====== DATA SUPPLIED ======

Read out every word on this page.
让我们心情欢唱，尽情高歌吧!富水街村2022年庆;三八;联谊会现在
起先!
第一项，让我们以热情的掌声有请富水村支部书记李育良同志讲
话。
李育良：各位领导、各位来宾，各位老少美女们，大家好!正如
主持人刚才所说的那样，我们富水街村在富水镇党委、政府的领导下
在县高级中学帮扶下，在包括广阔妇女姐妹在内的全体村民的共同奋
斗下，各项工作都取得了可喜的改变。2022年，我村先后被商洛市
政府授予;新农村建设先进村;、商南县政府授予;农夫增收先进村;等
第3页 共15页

======

* **INSTRUCTION**:
Quote all of the entries exactly as they appear.

* **RESPONSE**:
Read out every word on this page.
让我们心情欢唱，尽情高歌吧!富水街村2022年庆;三八;联谊会现在
起先!
第一项，让我们以热情的掌声有请富水村支部书记李育良同志讲
话。
李育良：各位领导、各位来宾，各位老少美女们，大家好!正如
主持人刚才所说的那样，我们富水街村在富水镇党委、政府的领导下
在县高级中学帮扶下，在包括广阔妇女姐妹在内的全体村民的共同奋
斗下，各项工作都取得了可喜的改变。2022年，我村先后被商洛市
政府授予;新农村建设先进村;、商南县政府授予;农夫增收先进村;等
第3页 共15页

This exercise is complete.